> [Do this]: Below are some records. Say in a single number how many of their lines include the word "JSON".

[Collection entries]
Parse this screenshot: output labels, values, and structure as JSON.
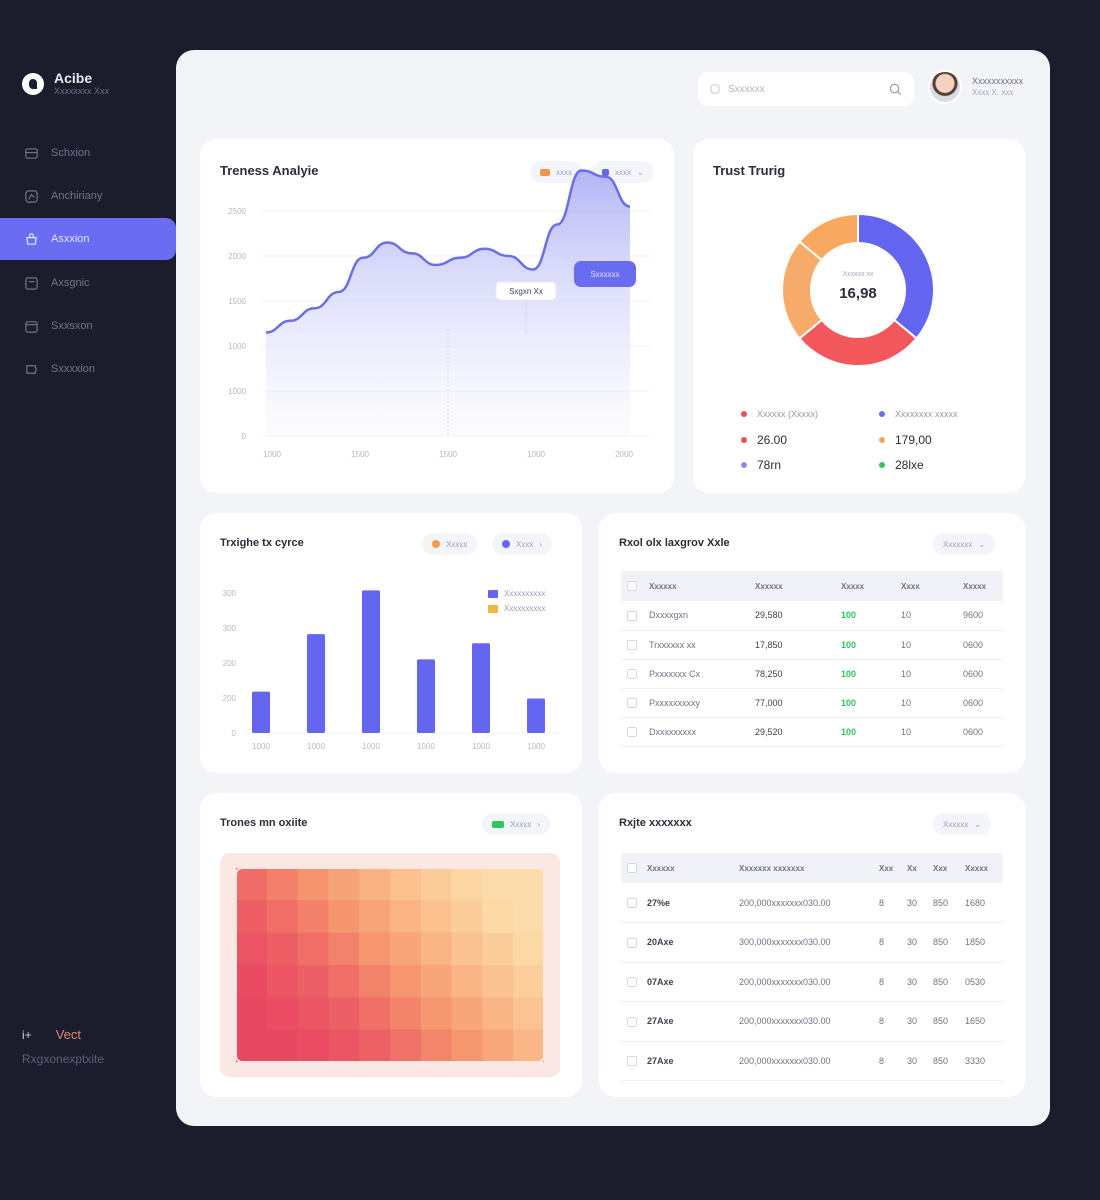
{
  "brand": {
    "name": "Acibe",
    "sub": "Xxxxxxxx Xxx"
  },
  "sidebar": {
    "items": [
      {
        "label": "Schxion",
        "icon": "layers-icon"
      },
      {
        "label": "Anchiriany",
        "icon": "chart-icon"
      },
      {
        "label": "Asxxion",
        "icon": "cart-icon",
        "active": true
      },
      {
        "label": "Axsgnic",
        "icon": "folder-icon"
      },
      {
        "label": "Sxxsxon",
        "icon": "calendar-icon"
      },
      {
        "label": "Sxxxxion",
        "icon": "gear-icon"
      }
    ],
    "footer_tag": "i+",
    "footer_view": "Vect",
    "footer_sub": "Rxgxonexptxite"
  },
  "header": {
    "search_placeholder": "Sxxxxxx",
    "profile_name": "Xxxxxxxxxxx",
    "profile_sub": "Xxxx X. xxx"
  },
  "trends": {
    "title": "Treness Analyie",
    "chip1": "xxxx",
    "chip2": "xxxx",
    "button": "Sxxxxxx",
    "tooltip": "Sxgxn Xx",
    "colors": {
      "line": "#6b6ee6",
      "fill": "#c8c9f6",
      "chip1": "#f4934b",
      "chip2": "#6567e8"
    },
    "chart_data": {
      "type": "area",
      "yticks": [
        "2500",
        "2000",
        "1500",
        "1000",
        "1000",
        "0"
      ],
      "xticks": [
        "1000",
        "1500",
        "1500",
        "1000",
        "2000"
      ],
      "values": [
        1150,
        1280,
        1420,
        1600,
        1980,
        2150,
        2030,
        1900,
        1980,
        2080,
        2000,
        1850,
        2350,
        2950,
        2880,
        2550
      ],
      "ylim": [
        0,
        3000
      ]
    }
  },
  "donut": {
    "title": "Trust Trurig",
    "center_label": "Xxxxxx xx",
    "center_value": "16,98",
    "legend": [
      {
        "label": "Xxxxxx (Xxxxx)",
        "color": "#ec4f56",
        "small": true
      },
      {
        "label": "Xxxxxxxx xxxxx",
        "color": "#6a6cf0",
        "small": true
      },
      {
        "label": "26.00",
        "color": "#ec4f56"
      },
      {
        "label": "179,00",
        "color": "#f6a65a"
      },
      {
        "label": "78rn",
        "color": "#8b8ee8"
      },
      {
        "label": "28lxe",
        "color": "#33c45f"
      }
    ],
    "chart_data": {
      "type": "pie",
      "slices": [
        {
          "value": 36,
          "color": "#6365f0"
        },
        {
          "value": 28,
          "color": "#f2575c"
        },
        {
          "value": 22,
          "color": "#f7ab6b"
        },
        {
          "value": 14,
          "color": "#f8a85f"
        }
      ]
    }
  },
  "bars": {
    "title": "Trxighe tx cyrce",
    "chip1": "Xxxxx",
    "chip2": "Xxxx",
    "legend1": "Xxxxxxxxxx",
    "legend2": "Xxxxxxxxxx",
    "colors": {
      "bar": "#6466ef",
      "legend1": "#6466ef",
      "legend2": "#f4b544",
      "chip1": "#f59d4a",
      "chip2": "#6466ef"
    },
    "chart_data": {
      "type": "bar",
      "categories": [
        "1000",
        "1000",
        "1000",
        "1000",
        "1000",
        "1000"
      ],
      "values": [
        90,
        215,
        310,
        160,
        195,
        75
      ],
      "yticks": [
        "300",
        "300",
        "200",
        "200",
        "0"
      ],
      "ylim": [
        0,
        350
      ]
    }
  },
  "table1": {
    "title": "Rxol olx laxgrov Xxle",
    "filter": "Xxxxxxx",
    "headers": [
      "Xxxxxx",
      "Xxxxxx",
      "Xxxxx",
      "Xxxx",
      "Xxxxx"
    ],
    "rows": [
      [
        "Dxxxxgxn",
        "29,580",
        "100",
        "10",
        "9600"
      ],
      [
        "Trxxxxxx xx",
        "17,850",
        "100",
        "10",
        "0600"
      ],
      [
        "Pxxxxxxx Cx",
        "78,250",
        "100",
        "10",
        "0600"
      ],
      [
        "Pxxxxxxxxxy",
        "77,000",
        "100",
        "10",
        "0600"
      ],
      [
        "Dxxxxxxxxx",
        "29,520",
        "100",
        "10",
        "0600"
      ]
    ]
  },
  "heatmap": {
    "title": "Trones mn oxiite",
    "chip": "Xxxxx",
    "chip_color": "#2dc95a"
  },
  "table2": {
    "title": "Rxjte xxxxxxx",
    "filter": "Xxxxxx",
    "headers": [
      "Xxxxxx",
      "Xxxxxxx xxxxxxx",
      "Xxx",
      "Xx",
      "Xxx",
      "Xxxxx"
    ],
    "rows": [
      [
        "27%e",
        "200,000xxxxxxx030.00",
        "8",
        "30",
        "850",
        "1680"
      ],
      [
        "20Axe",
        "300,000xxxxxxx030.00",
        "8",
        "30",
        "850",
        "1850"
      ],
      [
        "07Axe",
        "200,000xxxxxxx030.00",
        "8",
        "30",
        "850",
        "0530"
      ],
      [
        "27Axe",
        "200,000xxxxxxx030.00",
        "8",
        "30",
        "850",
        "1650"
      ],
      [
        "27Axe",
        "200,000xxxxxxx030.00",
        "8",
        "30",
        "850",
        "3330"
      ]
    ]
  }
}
--
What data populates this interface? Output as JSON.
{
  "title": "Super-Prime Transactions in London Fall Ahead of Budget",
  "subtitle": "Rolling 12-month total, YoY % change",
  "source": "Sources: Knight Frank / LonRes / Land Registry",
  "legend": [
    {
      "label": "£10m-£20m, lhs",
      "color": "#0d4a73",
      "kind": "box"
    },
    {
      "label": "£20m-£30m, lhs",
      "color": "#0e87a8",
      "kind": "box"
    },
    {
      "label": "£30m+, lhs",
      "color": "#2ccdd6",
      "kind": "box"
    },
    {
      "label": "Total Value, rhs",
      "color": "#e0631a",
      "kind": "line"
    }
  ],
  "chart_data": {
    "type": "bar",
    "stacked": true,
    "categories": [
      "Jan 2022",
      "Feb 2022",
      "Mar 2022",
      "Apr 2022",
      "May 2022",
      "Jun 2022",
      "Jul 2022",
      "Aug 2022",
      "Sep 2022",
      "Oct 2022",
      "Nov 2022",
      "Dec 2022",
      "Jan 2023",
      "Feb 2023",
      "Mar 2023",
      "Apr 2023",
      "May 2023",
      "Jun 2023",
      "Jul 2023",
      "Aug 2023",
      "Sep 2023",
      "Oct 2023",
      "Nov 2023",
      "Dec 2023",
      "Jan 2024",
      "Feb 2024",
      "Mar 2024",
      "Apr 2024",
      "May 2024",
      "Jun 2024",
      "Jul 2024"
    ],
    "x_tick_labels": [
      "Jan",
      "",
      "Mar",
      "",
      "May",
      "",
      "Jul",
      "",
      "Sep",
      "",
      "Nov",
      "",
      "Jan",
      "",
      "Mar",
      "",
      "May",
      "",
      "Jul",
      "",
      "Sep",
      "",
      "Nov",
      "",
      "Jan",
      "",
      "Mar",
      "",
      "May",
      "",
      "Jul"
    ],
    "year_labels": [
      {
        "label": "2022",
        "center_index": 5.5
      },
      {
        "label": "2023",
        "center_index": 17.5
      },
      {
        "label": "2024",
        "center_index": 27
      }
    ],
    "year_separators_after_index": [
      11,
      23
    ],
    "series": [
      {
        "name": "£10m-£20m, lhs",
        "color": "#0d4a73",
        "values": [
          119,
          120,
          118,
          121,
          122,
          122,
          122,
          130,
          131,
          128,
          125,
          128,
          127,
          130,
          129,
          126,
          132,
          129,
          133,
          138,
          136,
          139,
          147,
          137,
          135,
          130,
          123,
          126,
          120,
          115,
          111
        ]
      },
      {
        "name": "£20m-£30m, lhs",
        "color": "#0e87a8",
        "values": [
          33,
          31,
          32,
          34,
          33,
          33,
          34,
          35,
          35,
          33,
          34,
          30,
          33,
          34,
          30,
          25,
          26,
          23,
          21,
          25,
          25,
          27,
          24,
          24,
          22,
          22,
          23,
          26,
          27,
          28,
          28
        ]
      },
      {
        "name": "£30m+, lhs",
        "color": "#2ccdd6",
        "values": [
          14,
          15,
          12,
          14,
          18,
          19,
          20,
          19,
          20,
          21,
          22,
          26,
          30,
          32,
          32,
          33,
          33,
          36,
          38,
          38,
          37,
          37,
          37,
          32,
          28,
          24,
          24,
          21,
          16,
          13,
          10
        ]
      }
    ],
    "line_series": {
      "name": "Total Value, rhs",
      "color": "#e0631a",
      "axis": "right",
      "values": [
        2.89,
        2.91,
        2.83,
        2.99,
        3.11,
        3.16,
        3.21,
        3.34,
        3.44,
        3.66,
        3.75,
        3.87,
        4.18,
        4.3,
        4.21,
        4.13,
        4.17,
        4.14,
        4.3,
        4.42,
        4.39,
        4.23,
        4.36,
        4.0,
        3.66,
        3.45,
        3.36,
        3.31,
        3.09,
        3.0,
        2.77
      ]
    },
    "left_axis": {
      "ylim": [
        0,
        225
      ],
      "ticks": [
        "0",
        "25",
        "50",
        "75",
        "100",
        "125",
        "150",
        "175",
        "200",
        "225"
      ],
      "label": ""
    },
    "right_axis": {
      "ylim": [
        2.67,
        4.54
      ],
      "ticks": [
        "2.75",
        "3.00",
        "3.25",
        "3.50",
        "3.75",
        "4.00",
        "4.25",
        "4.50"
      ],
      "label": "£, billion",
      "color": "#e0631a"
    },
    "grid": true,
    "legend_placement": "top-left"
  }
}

> [Solution for this exercise]: 2